AIM OF THE TASK: Leave out every picture, then transcribe the rest of the listing exactly.

Stored data:
○ ○ ○ ○ ○ ○ ○
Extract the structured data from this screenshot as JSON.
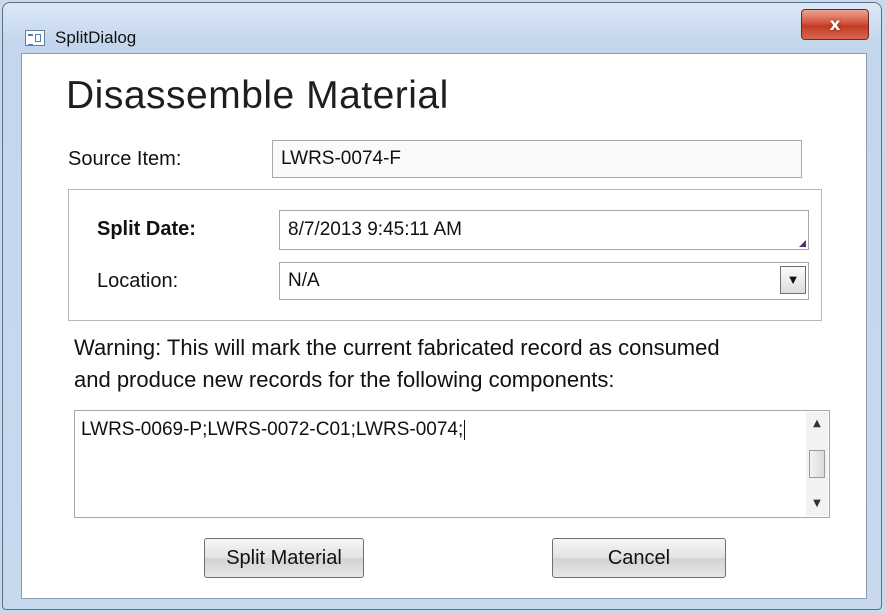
{
  "window": {
    "title": "SplitDialog",
    "close_label": "x"
  },
  "form": {
    "heading": "Disassemble Material",
    "source_item_label": "Source Item:",
    "source_item_value": "LWRS-0074-F",
    "split_date_label": "Split Date:",
    "split_date_value": "8/7/2013 9:45:11 AM",
    "location_label": "Location:",
    "location_value": "N/A",
    "warning_line1": "Warning: This will mark the current fabricated record as consumed",
    "warning_line2": "and produce new records for the following components:",
    "components_value": "LWRS-0069-P;LWRS-0072-C01;LWRS-0074;"
  },
  "buttons": {
    "split_label": "Split Material",
    "cancel_label": "Cancel"
  },
  "icons": {
    "app": "form-icon",
    "close": "close-icon",
    "dropdown": "chevron-down-icon",
    "scroll_up": "scroll-up-arrow-icon",
    "scroll_down": "scroll-down-arrow-icon"
  },
  "colors": {
    "close_button": "#c23a22",
    "window_frame": "#c4d6ec"
  }
}
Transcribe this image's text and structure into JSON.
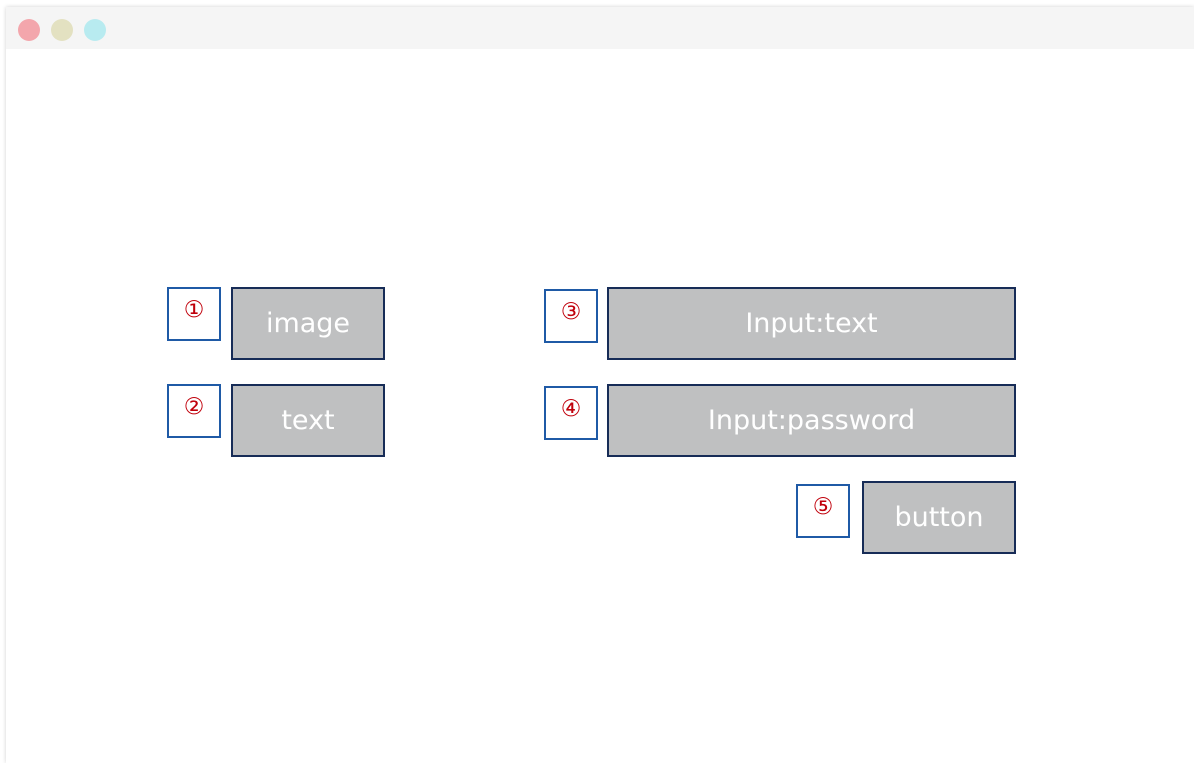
{
  "colors": {
    "window_dots": [
      "#f3a6ac",
      "#e3e1c1",
      "#b8ebf0"
    ],
    "number_text": "#c0000b",
    "number_box_border": "#1f5aa6",
    "gray_box_fill": "#bfc0c1",
    "gray_box_border": "#172c57",
    "label_text": "#ffffff"
  },
  "items": [
    {
      "number": "①",
      "label": "image"
    },
    {
      "number": "②",
      "label": "text"
    },
    {
      "number": "③",
      "label": "Input:text"
    },
    {
      "number": "④",
      "label": "Input:password"
    },
    {
      "number": "⑤",
      "label": "button"
    }
  ]
}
○ ○ ○ ○ ○ ○ ○
ANSWER BELOW:
Extract the structured data from this screenshot as JSON.
{
  "window": {
    "title": "SplitDialog",
    "close_label": "x"
  },
  "form": {
    "heading": "Disassemble Material",
    "source_item_label": "Source Item:",
    "source_item_value": "LWRS-0074-F",
    "split_date_label": "Split Date:",
    "split_date_value": "8/7/2013 9:45:11 AM",
    "location_label": "Location:",
    "location_value": "N/A",
    "warning_line1": "Warning: This will mark the current fabricated record as consumed",
    "warning_line2": "and produce new records for the following components:",
    "components_value": "LWRS-0069-P;LWRS-0072-C01;LWRS-0074;"
  },
  "buttons": {
    "split_label": "Split Material",
    "cancel_label": "Cancel"
  },
  "icons": {
    "app": "form-icon",
    "close": "close-icon",
    "dropdown": "chevron-down-icon",
    "scroll_up": "scroll-up-arrow-icon",
    "scroll_down": "scroll-down-arrow-icon"
  },
  "colors": {
    "close_button": "#c23a22",
    "window_frame": "#c4d6ec"
  }
}
Transcribe this image's text and structure into JSON.
{
  "colors": {
    "window_dots": [
      "#f3a6ac",
      "#e3e1c1",
      "#b8ebf0"
    ],
    "number_text": "#c0000b",
    "number_box_border": "#1f5aa6",
    "gray_box_fill": "#bfc0c1",
    "gray_box_border": "#172c57",
    "label_text": "#ffffff"
  },
  "items": [
    {
      "number": "①",
      "label": "image"
    },
    {
      "number": "②",
      "label": "text"
    },
    {
      "number": "③",
      "label": "Input:text"
    },
    {
      "number": "④",
      "label": "Input:password"
    },
    {
      "number": "⑤",
      "label": "button"
    }
  ]
}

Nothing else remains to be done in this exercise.